╔══

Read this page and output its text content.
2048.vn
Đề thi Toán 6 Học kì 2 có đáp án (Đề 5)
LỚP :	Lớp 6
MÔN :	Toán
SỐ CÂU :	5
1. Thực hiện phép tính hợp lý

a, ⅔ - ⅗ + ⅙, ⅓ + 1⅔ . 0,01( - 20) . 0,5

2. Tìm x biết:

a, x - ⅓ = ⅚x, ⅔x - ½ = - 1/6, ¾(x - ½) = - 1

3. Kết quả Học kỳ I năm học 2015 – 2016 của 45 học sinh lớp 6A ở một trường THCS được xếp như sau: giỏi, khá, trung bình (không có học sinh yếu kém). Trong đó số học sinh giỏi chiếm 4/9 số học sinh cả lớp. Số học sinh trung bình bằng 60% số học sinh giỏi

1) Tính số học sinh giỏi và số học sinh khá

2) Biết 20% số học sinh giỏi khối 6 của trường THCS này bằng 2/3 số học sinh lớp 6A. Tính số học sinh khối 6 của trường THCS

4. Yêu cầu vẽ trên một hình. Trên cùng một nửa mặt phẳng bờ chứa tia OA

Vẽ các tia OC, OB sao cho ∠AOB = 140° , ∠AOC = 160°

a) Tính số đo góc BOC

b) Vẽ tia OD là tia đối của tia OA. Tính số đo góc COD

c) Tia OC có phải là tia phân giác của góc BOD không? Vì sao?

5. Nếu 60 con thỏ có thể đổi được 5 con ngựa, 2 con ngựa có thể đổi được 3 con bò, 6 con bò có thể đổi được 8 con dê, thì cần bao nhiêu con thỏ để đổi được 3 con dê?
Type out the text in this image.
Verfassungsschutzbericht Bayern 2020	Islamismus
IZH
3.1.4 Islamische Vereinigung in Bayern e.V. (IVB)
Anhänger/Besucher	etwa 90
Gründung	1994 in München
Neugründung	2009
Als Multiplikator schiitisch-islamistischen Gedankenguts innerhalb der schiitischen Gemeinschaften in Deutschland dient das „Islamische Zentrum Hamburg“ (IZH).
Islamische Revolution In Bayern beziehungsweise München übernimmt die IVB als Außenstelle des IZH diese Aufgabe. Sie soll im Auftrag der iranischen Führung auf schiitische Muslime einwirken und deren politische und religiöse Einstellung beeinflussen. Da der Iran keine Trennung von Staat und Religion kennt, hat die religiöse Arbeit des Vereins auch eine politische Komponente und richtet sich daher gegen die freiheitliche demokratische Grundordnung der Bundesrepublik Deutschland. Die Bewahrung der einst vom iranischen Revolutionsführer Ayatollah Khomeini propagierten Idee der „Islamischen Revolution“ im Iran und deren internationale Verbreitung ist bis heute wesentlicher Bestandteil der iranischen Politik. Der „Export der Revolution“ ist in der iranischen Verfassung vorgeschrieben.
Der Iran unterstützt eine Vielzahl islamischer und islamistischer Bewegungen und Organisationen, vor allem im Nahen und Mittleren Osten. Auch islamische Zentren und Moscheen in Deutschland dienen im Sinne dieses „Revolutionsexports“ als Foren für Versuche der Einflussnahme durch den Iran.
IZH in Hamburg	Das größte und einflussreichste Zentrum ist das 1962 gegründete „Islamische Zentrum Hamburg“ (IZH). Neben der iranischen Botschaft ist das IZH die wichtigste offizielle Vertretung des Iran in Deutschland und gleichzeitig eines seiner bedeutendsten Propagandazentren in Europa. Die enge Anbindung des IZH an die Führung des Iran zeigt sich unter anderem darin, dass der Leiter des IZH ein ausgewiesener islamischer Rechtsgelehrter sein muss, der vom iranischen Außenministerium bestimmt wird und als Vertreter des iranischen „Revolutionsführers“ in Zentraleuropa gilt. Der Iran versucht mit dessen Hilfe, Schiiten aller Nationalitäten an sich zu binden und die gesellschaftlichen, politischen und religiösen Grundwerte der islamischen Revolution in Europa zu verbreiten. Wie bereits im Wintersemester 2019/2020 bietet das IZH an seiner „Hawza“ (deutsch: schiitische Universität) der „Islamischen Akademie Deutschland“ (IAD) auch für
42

╚══

WHAT IS NEEDED:
Only the number is needed here: how many lines of the records contain "không"?

EXPECTED ANSWER:
2